** begin Entries **

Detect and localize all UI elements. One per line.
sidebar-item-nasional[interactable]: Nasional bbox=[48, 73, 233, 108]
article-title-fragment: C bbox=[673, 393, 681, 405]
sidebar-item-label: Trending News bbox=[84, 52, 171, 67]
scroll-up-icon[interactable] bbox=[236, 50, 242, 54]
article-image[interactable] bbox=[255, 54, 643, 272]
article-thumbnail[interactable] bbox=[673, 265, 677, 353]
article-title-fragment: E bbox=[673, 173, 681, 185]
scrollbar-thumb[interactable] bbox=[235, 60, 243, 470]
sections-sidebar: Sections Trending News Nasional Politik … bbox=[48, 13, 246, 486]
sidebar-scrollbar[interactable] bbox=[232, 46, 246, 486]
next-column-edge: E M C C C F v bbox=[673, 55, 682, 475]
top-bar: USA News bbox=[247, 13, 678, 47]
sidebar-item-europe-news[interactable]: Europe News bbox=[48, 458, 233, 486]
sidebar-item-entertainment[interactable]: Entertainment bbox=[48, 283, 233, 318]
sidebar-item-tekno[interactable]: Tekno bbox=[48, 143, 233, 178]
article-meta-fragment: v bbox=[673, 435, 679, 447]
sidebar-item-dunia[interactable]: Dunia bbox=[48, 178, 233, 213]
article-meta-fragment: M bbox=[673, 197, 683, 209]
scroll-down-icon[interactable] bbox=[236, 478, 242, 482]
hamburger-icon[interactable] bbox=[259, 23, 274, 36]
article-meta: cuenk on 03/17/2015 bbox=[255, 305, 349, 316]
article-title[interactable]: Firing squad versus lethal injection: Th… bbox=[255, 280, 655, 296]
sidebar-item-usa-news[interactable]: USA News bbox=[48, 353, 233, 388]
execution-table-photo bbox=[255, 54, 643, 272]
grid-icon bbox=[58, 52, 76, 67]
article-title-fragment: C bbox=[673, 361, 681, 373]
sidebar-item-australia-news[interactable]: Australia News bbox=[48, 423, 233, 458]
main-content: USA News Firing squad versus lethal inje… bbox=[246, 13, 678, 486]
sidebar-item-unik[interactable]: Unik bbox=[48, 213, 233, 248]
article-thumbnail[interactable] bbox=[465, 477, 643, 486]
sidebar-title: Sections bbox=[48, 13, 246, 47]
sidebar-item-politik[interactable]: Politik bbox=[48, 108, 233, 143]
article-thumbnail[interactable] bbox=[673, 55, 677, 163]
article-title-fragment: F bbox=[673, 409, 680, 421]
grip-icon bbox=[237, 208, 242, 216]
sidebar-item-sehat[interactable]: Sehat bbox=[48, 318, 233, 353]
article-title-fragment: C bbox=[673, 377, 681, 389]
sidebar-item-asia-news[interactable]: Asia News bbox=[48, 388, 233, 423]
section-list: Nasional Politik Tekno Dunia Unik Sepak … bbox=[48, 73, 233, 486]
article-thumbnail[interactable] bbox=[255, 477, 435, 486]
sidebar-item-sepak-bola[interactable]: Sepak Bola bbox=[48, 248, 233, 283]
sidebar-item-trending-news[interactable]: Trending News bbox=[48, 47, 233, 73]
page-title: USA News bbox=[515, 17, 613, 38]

** end Entries **

= Exercise details =
Update the records by changing every "interactable" to "clickable" and leaving all other text the same. Write out all the records again in full.

= Response =
Detect and localize all UI elements. One per line.
sidebar-item-nasional[clickable]: Nasional bbox=[48, 73, 233, 108]
article-title-fragment: C bbox=[673, 393, 681, 405]
sidebar-item-label: Trending News bbox=[84, 52, 171, 67]
scroll-up-icon[clickable] bbox=[236, 50, 242, 54]
article-image[clickable] bbox=[255, 54, 643, 272]
article-thumbnail[clickable] bbox=[673, 265, 677, 353]
article-title-fragment: E bbox=[673, 173, 681, 185]
scrollbar-thumb[clickable] bbox=[235, 60, 243, 470]
sections-sidebar: Sections Trending News Nasional Politik … bbox=[48, 13, 246, 486]
sidebar-scrollbar[clickable] bbox=[232, 46, 246, 486]
next-column-edge: E M C C C F v bbox=[673, 55, 682, 475]
top-bar: USA News bbox=[247, 13, 678, 47]
sidebar-item-europe-news[clickable]: Europe News bbox=[48, 458, 233, 486]
sidebar-item-entertainment[clickable]: Entertainment bbox=[48, 283, 233, 318]
sidebar-item-tekno[clickable]: Tekno bbox=[48, 143, 233, 178]
article-meta-fragment: v bbox=[673, 435, 679, 447]
sidebar-item-dunia[clickable]: Dunia bbox=[48, 178, 233, 213]
article-meta-fragment: M bbox=[673, 197, 683, 209]
scroll-down-icon[clickable] bbox=[236, 478, 242, 482]
hamburger-icon[clickable] bbox=[259, 23, 274, 36]
article-meta: cuenk on 03/17/2015 bbox=[255, 305, 349, 316]
article-title[clickable]: Firing squad versus lethal injection: Th… bbox=[255, 280, 655, 296]
sidebar-item-usa-news[clickable]: USA News bbox=[48, 353, 233, 388]
execution-table-photo bbox=[255, 54, 643, 272]
grid-icon bbox=[58, 52, 76, 67]
article-title-fragment: C bbox=[673, 361, 681, 373]
sidebar-item-australia-news[clickable]: Australia News bbox=[48, 423, 233, 458]
main-content: USA News Firing squad versus lethal inje… bbox=[246, 13, 678, 486]
sidebar-item-unik[clickable]: Unik bbox=[48, 213, 233, 248]
article-thumbnail[clickable] bbox=[465, 477, 643, 486]
sidebar-title: Sections bbox=[48, 13, 246, 47]
sidebar-item-politik[clickable]: Politik bbox=[48, 108, 233, 143]
article-thumbnail[clickable] bbox=[673, 55, 677, 163]
article-title-fragment: F bbox=[673, 409, 680, 421]
grip-icon bbox=[237, 208, 242, 216]
sidebar-item-sehat[clickable]: Sehat bbox=[48, 318, 233, 353]
article-title-fragment: C bbox=[673, 377, 681, 389]
sidebar-item-asia-news[clickable]: Asia News bbox=[48, 388, 233, 423]
section-list: Nasional Politik Tekno Dunia Unik Sepak … bbox=[48, 73, 233, 486]
article-thumbnail[clickable] bbox=[255, 477, 435, 486]
sidebar-item-sepak-bola[clickable]: Sepak Bola bbox=[48, 248, 233, 283]
sidebar-item-trending-news[clickable]: Trending News bbox=[48, 47, 233, 73]
page-title: USA News bbox=[515, 17, 613, 38]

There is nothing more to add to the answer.